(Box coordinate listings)
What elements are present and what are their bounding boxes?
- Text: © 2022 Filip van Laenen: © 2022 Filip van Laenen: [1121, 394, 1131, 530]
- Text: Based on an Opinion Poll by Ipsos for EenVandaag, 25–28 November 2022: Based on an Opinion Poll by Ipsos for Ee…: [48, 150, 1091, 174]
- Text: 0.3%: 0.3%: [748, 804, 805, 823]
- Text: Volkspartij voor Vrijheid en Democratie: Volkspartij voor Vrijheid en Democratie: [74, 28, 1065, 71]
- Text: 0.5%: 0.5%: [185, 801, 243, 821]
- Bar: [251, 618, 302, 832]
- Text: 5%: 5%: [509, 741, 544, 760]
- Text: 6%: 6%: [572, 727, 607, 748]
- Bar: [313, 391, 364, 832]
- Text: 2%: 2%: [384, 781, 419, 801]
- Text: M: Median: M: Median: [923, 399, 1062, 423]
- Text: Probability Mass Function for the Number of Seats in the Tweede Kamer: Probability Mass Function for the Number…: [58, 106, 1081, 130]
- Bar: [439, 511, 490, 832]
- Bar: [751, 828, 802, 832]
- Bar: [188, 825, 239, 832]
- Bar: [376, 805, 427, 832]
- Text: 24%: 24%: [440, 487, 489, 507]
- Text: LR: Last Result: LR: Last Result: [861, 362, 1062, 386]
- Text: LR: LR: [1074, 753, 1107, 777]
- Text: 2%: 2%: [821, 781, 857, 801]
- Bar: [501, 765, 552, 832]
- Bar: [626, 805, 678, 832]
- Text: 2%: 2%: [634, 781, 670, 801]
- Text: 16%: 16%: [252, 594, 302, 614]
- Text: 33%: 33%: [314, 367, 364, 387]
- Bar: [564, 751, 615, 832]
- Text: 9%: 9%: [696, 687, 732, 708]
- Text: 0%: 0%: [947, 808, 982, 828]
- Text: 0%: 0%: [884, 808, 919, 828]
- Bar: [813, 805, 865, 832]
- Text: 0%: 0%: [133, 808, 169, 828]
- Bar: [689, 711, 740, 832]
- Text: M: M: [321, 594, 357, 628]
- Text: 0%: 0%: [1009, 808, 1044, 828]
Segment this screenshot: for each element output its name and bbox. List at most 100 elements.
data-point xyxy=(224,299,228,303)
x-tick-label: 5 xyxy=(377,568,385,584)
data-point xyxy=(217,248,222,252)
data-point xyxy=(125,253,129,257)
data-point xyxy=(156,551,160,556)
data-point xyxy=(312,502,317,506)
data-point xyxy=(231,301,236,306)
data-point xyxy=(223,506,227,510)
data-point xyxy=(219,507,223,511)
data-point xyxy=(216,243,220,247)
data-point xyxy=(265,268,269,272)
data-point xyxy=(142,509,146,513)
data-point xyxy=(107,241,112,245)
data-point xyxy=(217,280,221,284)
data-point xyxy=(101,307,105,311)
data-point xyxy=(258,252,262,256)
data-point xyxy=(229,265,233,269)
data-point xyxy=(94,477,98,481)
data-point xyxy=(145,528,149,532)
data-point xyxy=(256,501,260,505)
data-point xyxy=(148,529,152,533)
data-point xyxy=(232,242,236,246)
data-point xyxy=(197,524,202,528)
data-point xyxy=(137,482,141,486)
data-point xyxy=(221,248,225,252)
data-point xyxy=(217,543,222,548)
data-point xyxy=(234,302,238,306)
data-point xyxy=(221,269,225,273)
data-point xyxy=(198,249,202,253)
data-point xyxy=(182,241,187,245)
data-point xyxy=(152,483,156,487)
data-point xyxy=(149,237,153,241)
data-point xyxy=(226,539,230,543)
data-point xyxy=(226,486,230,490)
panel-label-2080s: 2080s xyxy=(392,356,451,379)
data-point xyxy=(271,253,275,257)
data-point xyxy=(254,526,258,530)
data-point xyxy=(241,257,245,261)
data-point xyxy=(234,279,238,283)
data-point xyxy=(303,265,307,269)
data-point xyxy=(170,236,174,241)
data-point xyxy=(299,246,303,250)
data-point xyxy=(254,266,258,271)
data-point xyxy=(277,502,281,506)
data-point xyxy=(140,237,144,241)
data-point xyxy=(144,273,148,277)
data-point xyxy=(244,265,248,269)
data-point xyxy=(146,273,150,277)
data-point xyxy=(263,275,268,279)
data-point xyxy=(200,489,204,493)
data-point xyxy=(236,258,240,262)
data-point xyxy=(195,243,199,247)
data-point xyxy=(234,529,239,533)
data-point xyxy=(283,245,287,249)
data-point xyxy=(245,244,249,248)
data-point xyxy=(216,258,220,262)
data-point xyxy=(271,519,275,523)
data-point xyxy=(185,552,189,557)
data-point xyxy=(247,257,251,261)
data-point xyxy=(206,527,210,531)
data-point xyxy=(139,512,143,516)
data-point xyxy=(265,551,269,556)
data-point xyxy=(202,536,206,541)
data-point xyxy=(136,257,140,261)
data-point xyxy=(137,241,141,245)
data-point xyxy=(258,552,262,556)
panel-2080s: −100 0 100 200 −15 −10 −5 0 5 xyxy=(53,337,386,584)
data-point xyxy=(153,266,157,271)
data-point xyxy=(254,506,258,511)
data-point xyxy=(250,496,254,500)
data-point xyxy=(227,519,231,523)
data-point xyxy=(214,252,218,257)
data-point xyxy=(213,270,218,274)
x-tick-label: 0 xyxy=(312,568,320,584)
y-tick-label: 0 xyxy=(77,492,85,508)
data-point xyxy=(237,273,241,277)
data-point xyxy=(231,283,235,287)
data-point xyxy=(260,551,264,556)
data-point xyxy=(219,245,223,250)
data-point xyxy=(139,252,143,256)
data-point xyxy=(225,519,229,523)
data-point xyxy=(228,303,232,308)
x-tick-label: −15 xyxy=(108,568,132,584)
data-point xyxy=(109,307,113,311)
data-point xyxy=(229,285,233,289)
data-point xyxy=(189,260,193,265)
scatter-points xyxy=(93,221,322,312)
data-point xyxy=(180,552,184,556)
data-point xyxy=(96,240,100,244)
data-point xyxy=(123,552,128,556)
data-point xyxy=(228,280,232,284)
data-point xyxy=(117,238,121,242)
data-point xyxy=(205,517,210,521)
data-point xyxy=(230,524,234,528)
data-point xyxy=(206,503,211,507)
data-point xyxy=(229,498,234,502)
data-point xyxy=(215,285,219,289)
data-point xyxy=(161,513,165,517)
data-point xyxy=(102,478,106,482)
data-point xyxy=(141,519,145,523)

Goal of the exercise:
Reproduce every line of the records above verbatim, changing nothing.

Expected answer:
What elements are present and what are their bounding boxes?
- Text: © 2022 Filip van Laenen: © 2022 Filip van Laenen: [1121, 394, 1131, 530]
- Text: Based on an Opinion Poll by Ipsos for EenVandaag, 25–28 November 2022: Based on an Opinion Poll by Ipsos for Ee…: [48, 150, 1091, 174]
- Text: 0.3%: 0.3%: [748, 804, 805, 823]
- Text: Volkspartij voor Vrijheid en Democratie: Volkspartij voor Vrijheid en Democratie: [74, 28, 1065, 71]
- Text: 0.5%: 0.5%: [185, 801, 243, 821]
- Bar: [251, 618, 302, 832]
- Text: 5%: 5%: [509, 741, 544, 760]
- Text: 6%: 6%: [572, 727, 607, 748]
- Bar: [313, 391, 364, 832]
- Text: 2%: 2%: [384, 781, 419, 801]
- Text: M: Median: M: Median: [923, 399, 1062, 423]
- Text: Probability Mass Function for the Number of Seats in the Tweede Kamer: Probability Mass Function for the Number…: [58, 106, 1081, 130]
- Bar: [439, 511, 490, 832]
- Bar: [751, 828, 802, 832]
- Bar: [188, 825, 239, 832]
- Bar: [376, 805, 427, 832]
- Text: 24%: 24%: [440, 487, 489, 507]
- Text: LR: Last Result: LR: Last Result: [861, 362, 1062, 386]
- Text: LR: LR: [1074, 753, 1107, 777]
- Text: 2%: 2%: [821, 781, 857, 801]
- Bar: [501, 765, 552, 832]
- Bar: [626, 805, 678, 832]
- Text: 2%: 2%: [634, 781, 670, 801]
- Text: 16%: 16%: [252, 594, 302, 614]
- Text: 33%: 33%: [314, 367, 364, 387]
- Bar: [564, 751, 615, 832]
- Text: 9%: 9%: [696, 687, 732, 708]
- Text: 0%: 0%: [947, 808, 982, 828]
- Text: 0%: 0%: [884, 808, 919, 828]
- Bar: [813, 805, 865, 832]
- Text: 0%: 0%: [133, 808, 169, 828]
- Bar: [689, 711, 740, 832]
- Text: M: M: [321, 594, 357, 628]
- Text: 0%: 0%: [1009, 808, 1044, 828]
Segment this screenshot: for each element output its name and bbox. List at most 100 elements.
data-point xyxy=(224,299,228,303)
x-tick-label: 5 xyxy=(377,568,385,584)
data-point xyxy=(217,248,222,252)
data-point xyxy=(125,253,129,257)
data-point xyxy=(156,551,160,556)
data-point xyxy=(312,502,317,506)
data-point xyxy=(231,301,236,306)
data-point xyxy=(223,506,227,510)
data-point xyxy=(219,507,223,511)
data-point xyxy=(216,243,220,247)
data-point xyxy=(265,268,269,272)
data-point xyxy=(142,509,146,513)
data-point xyxy=(107,241,112,245)
data-point xyxy=(217,280,221,284)
data-point xyxy=(101,307,105,311)
data-point xyxy=(258,252,262,256)
data-point xyxy=(229,265,233,269)
data-point xyxy=(94,477,98,481)
data-point xyxy=(145,528,149,532)
data-point xyxy=(256,501,260,505)
data-point xyxy=(148,529,152,533)
data-point xyxy=(232,242,236,246)
data-point xyxy=(197,524,202,528)
data-point xyxy=(137,482,141,486)
data-point xyxy=(221,248,225,252)
data-point xyxy=(217,543,222,548)
data-point xyxy=(234,302,238,306)
data-point xyxy=(221,269,225,273)
data-point xyxy=(198,249,202,253)
data-point xyxy=(182,241,187,245)
data-point xyxy=(152,483,156,487)
data-point xyxy=(149,237,153,241)
data-point xyxy=(226,539,230,543)
data-point xyxy=(226,486,230,490)
panel-label-2080s: 2080s xyxy=(392,356,451,379)
data-point xyxy=(271,253,275,257)
data-point xyxy=(254,526,258,530)
data-point xyxy=(241,257,245,261)
data-point xyxy=(234,279,238,283)
data-point xyxy=(303,265,307,269)
data-point xyxy=(170,236,174,241)
data-point xyxy=(299,246,303,250)
data-point xyxy=(254,266,258,271)
data-point xyxy=(277,502,281,506)
data-point xyxy=(140,237,144,241)
data-point xyxy=(144,273,148,277)
data-point xyxy=(244,265,248,269)
data-point xyxy=(146,273,150,277)
data-point xyxy=(263,275,268,279)
data-point xyxy=(200,489,204,493)
data-point xyxy=(236,258,240,262)
data-point xyxy=(195,243,199,247)
data-point xyxy=(234,529,239,533)
data-point xyxy=(283,245,287,249)
data-point xyxy=(245,244,249,248)
data-point xyxy=(216,258,220,262)
data-point xyxy=(271,519,275,523)
data-point xyxy=(185,552,189,557)
data-point xyxy=(247,257,251,261)
data-point xyxy=(206,527,210,531)
data-point xyxy=(139,512,143,516)
data-point xyxy=(265,551,269,556)
data-point xyxy=(202,536,206,541)
data-point xyxy=(136,257,140,261)
data-point xyxy=(137,241,141,245)
data-point xyxy=(258,552,262,556)
panel-2080s: −100 0 100 200 −15 −10 −5 0 5 xyxy=(53,337,386,584)
data-point xyxy=(153,266,157,271)
data-point xyxy=(254,506,258,511)
data-point xyxy=(250,496,254,500)
data-point xyxy=(227,519,231,523)
data-point xyxy=(214,252,218,257)
data-point xyxy=(213,270,218,274)
x-tick-label: 0 xyxy=(312,568,320,584)
y-tick-label: 0 xyxy=(77,492,85,508)
data-point xyxy=(237,273,241,277)
data-point xyxy=(231,283,235,287)
data-point xyxy=(260,551,264,556)
data-point xyxy=(219,245,223,250)
data-point xyxy=(139,252,143,256)
data-point xyxy=(225,519,229,523)
data-point xyxy=(228,303,232,308)
x-tick-label: −15 xyxy=(108,568,132,584)
data-point xyxy=(109,307,113,311)
data-point xyxy=(229,285,233,289)
data-point xyxy=(189,260,193,265)
scatter-points xyxy=(93,221,322,312)
data-point xyxy=(180,552,184,556)
data-point xyxy=(96,240,100,244)
data-point xyxy=(123,552,128,556)
data-point xyxy=(228,280,232,284)
data-point xyxy=(117,238,121,242)
data-point xyxy=(205,517,210,521)
data-point xyxy=(230,524,234,528)
data-point xyxy=(206,503,211,507)
data-point xyxy=(229,498,234,502)
data-point xyxy=(215,285,219,289)
data-point xyxy=(161,513,165,517)
data-point xyxy=(102,478,106,482)
data-point xyxy=(141,519,145,523)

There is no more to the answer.